DATA EXTRACT:
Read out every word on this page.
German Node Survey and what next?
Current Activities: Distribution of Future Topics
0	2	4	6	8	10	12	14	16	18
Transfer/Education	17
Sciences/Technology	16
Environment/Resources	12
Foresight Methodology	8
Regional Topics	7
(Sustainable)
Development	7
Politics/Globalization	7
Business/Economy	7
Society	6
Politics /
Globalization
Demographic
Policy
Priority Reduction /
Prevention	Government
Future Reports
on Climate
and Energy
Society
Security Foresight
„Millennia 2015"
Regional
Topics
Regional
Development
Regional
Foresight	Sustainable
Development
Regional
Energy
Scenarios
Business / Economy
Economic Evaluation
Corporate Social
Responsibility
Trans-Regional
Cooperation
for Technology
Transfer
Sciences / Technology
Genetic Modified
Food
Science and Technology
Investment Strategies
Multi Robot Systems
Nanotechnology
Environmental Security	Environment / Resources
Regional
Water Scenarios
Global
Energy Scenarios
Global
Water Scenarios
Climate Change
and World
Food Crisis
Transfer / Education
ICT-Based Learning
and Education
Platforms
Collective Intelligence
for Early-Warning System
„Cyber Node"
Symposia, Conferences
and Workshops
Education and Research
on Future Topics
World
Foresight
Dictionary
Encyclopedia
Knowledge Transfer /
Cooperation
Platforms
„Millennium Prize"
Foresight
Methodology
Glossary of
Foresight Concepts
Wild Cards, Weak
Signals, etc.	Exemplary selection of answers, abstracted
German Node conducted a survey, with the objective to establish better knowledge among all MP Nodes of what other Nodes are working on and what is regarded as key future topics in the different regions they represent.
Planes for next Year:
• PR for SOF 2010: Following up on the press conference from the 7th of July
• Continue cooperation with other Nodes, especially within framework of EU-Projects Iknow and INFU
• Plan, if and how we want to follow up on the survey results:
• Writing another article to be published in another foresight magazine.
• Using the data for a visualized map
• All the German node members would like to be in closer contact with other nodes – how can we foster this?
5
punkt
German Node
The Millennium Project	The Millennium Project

BRIEF:
Every record should be repeated exactly; please leave none out.

SOLVED PROBLEM:
Read out every word on this page.
German Node Survey and what next?
Current Activities: Distribution of Future Topics
0	2	4	6	8	10	12	14	16	18
Transfer/Education	17
Sciences/Technology	16
Environment/Resources	12
Foresight Methodology	8
Regional Topics	7
(Sustainable)
Development	7
Politics/Globalization	7
Business/Economy	7
Society	6
Politics /
Globalization
Demographic
Policy
Priority Reduction /
Prevention	Government
Future Reports
on Climate
and Energy
Society
Security Foresight
„Millennia 2015"
Regional
Topics
Regional
Development
Regional
Foresight	Sustainable
Development
Regional
Energy
Scenarios
Business / Economy
Economic Evaluation
Corporate Social
Responsibility
Trans-Regional
Cooperation
for Technology
Transfer
Sciences / Technology
Genetic Modified
Food
Science and Technology
Investment Strategies
Multi Robot Systems
Nanotechnology
Environmental Security	Environment / Resources
Regional
Water Scenarios
Global
Energy Scenarios
Global
Water Scenarios
Climate Change
and World
Food Crisis
Transfer / Education
ICT-Based Learning
and Education
Platforms
Collective Intelligence
for Early-Warning System
„Cyber Node"
Symposia, Conferences
and Workshops
Education and Research
on Future Topics
World
Foresight
Dictionary
Encyclopedia
Knowledge Transfer /
Cooperation
Platforms
„Millennium Prize"
Foresight
Methodology
Glossary of
Foresight Concepts
Wild Cards, Weak
Signals, etc.	Exemplary selection of answers, abstracted
German Node conducted a survey, with the objective to establish better knowledge among all MP Nodes of what other Nodes are working on and what is regarded as key future topics in the different regions they represent.
Planes for next Year:
• PR for SOF 2010: Following up on the press conference from the 7th of July
• Continue cooperation with other Nodes, especially within framework of EU-Projects Iknow and INFU
• Plan, if and how we want to follow up on the survey results:
• Writing another article to be published in another foresight magazine.
• Using the data for a visualized map
• All the German node members would like to be in closer contact with other nodes – how can we foster this?
5
punkt
German Node
The Millennium Project	The Millennium Project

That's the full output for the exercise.